## start

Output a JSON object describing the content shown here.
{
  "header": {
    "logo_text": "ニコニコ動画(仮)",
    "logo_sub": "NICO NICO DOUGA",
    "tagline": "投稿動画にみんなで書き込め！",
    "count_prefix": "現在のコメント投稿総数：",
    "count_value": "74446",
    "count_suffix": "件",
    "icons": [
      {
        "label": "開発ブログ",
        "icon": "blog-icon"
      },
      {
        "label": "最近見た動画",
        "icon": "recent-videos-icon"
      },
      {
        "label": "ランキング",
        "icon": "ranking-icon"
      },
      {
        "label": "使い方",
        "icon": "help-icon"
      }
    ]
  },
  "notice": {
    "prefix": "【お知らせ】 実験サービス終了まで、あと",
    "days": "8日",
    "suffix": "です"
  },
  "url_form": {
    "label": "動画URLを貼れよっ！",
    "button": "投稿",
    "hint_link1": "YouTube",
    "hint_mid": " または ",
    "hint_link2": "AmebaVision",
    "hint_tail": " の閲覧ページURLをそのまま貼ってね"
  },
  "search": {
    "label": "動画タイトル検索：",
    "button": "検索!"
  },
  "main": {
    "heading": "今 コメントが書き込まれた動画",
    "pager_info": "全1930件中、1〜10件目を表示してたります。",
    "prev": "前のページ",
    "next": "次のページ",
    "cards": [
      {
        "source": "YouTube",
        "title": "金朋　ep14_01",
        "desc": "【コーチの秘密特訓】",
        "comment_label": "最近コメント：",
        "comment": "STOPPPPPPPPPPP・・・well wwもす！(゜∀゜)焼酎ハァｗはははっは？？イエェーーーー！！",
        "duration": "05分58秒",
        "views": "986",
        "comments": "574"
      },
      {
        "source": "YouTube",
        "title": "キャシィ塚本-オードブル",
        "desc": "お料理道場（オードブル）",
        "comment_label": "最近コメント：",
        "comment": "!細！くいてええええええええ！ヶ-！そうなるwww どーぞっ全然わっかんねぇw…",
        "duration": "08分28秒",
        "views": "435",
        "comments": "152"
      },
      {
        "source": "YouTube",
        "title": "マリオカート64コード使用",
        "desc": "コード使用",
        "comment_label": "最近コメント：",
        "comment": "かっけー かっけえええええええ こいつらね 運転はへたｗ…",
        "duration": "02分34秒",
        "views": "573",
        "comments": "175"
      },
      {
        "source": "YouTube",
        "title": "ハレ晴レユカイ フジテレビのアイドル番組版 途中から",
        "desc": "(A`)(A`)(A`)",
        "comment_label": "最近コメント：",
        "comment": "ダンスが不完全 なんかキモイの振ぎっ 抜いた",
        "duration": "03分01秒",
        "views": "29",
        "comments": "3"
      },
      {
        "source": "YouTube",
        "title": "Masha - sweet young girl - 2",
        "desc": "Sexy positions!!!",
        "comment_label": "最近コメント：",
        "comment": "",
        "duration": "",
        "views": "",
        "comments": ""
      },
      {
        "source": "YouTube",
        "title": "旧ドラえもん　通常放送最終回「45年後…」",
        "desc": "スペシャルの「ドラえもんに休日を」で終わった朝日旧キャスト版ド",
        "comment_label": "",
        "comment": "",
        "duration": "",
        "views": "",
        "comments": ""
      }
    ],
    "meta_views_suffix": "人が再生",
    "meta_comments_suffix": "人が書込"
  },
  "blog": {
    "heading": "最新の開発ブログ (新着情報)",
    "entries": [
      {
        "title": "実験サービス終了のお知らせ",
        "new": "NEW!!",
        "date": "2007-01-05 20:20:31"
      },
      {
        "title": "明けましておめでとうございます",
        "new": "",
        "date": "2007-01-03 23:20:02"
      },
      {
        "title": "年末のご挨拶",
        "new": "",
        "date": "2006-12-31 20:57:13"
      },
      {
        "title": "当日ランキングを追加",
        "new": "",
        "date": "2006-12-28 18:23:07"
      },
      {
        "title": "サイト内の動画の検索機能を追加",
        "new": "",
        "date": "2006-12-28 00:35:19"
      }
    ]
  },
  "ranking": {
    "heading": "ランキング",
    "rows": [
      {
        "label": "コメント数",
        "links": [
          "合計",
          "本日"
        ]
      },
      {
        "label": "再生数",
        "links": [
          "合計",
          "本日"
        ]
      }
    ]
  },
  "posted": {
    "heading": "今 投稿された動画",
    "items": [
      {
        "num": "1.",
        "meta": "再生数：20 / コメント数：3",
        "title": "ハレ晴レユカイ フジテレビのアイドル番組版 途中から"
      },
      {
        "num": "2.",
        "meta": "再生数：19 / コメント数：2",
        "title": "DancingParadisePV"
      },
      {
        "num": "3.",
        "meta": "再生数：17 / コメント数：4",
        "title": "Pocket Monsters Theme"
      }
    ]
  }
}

## end

> _GIVEN EXERCISE_
Take the listing above and set it down exactly.

> _RESULT_
Output a JSON object describing the content shown here.
{
  "header": {
    "logo_text": "ニコニコ動画(仮)",
    "logo_sub": "NICO NICO DOUGA",
    "tagline": "投稿動画にみんなで書き込め！",
    "count_prefix": "現在のコメント投稿総数：",
    "count_value": "74446",
    "count_suffix": "件",
    "icons": [
      {
        "label": "開発ブログ",
        "icon": "blog-icon"
      },
      {
        "label": "最近見た動画",
        "icon": "recent-videos-icon"
      },
      {
        "label": "ランキング",
        "icon": "ranking-icon"
      },
      {
        "label": "使い方",
        "icon": "help-icon"
      }
    ]
  },
  "notice": {
    "prefix": "【お知らせ】 実験サービス終了まで、あと",
    "days": "8日",
    "suffix": "です"
  },
  "url_form": {
    "label": "動画URLを貼れよっ！",
    "button": "投稿",
    "hint_link1": "YouTube",
    "hint_mid": " または ",
    "hint_link2": "AmebaVision",
    "hint_tail": " の閲覧ページURLをそのまま貼ってね"
  },
  "search": {
    "label": "動画タイトル検索：",
    "button": "検索!"
  },
  "main": {
    "heading": "今 コメントが書き込まれた動画",
    "pager_info": "全1930件中、1〜10件目を表示してたります。",
    "prev": "前のページ",
    "next": "次のページ",
    "cards": [
      {
        "source": "YouTube",
        "title": "金朋　ep14_01",
        "desc": "【コーチの秘密特訓】",
        "comment_label": "最近コメント：",
        "comment": "STOPPPPPPPPPPP・・・well wwもす！(゜∀゜)焼酎ハァｗはははっは？？イエェーーーー！！",
        "duration": "05分58秒",
        "views": "986",
        "comments": "574"
      },
      {
        "source": "YouTube",
        "title": "キャシィ塚本-オードブル",
        "desc": "お料理道場（オードブル）",
        "comment_label": "最近コメント：",
        "comment": "!細！くいてええええええええ！ヶ-！そうなるwww どーぞっ全然わっかんねぇw…",
        "duration": "08分28秒",
        "views": "435",
        "comments": "152"
      },
      {
        "source": "YouTube",
        "title": "マリオカート64コード使用",
        "desc": "コード使用",
        "comment_label": "最近コメント：",
        "comment": "かっけー かっけえええええええ こいつらね 運転はへたｗ…",
        "duration": "02分34秒",
        "views": "573",
        "comments": "175"
      },
      {
        "source": "YouTube",
        "title": "ハレ晴レユカイ フジテレビのアイドル番組版 途中から",
        "desc": "(A`)(A`)(A`)",
        "comment_label": "最近コメント：",
        "comment": "ダンスが不完全 なんかキモイの振ぎっ 抜いた",
        "duration": "03分01秒",
        "views": "29",
        "comments": "3"
      },
      {
        "source": "YouTube",
        "title": "Masha - sweet young girl - 2",
        "desc": "Sexy positions!!!",
        "comment_label": "最近コメント：",
        "comment": "",
        "duration": "",
        "views": "",
        "comments": ""
      },
      {
        "source": "YouTube",
        "title": "旧ドラえもん　通常放送最終回「45年後…」",
        "desc": "スペシャルの「ドラえもんに休日を」で終わった朝日旧キャスト版ド",
        "comment_label": "",
        "comment": "",
        "duration": "",
        "views": "",
        "comments": ""
      }
    ],
    "meta_views_suffix": "人が再生",
    "meta_comments_suffix": "人が書込"
  },
  "blog": {
    "heading": "最新の開発ブログ (新着情報)",
    "entries": [
      {
        "title": "実験サービス終了のお知らせ",
        "new": "NEW!!",
        "date": "2007-01-05 20:20:31"
      },
      {
        "title": "明けましておめでとうございます",
        "new": "",
        "date": "2007-01-03 23:20:02"
      },
      {
        "title": "年末のご挨拶",
        "new": "",
        "date": "2006-12-31 20:57:13"
      },
      {
        "title": "当日ランキングを追加",
        "new": "",
        "date": "2006-12-28 18:23:07"
      },
      {
        "title": "サイト内の動画の検索機能を追加",
        "new": "",
        "date": "2006-12-28 00:35:19"
      }
    ]
  },
  "ranking": {
    "heading": "ランキング",
    "rows": [
      {
        "label": "コメント数",
        "links": [
          "合計",
          "本日"
        ]
      },
      {
        "label": "再生数",
        "links": [
          "合計",
          "本日"
        ]
      }
    ]
  },
  "posted": {
    "heading": "今 投稿された動画",
    "items": [
      {
        "num": "1.",
        "meta": "再生数：20 / コメント数：3",
        "title": "ハレ晴レユカイ フジテレビのアイドル番組版 途中から"
      },
      {
        "num": "2.",
        "meta": "再生数：19 / コメント数：2",
        "title": "DancingParadisePV"
      },
      {
        "num": "3.",
        "meta": "再生数：17 / コメント数：4",
        "title": "Pocket Monsters Theme"
      }
    ]
  }
}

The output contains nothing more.